WHAT IS REQUIRED: Find the string "name" in the entries and copy each line that has it.

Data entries
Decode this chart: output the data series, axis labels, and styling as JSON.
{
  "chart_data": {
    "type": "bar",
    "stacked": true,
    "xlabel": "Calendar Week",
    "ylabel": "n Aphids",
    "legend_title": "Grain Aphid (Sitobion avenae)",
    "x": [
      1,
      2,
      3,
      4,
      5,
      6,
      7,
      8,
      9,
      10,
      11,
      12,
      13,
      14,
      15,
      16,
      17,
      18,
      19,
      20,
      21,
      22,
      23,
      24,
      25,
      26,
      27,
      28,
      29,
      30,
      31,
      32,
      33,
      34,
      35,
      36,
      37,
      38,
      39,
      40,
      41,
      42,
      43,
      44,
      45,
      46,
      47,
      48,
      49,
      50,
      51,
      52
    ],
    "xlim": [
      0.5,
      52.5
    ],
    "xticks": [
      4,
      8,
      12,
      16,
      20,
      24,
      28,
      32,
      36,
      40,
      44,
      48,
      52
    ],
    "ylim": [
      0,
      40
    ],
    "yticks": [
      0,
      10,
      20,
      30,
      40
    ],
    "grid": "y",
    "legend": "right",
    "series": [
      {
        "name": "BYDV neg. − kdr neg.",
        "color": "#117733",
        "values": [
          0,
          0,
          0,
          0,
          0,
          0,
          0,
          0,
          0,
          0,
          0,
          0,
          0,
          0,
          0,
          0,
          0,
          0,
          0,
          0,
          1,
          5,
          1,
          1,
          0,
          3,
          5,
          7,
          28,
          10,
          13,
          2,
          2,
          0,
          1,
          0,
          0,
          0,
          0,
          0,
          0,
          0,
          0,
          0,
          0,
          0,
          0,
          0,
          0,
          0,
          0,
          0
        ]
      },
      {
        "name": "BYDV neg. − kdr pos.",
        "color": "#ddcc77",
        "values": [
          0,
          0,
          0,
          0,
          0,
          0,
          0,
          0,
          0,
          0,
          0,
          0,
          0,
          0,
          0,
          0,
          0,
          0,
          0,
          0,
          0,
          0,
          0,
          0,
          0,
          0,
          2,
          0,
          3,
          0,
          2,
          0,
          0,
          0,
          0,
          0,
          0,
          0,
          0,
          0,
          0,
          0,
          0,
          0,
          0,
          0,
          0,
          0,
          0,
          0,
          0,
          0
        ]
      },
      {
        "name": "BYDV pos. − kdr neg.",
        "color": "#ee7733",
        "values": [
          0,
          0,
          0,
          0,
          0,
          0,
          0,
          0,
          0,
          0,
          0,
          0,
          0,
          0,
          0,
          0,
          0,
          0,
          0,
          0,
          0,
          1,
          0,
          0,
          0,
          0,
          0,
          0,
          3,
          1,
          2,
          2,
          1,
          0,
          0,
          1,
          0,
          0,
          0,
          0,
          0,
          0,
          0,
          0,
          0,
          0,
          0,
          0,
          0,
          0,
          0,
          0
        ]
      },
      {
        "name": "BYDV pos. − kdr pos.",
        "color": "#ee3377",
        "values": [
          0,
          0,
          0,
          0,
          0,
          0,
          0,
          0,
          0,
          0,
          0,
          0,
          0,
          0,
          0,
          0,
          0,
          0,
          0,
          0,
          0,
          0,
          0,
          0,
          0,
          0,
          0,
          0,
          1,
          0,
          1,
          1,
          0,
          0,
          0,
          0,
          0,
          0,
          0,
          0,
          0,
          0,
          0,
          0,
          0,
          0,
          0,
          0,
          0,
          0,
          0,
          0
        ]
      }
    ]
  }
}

RESPONSE:
        "name": "BYDV neg. − kdr neg.",
        "name": "BYDV neg. − kdr pos.",
        "name": "BYDV pos. − kdr neg.",
        "name": "BYDV pos. − kdr pos.",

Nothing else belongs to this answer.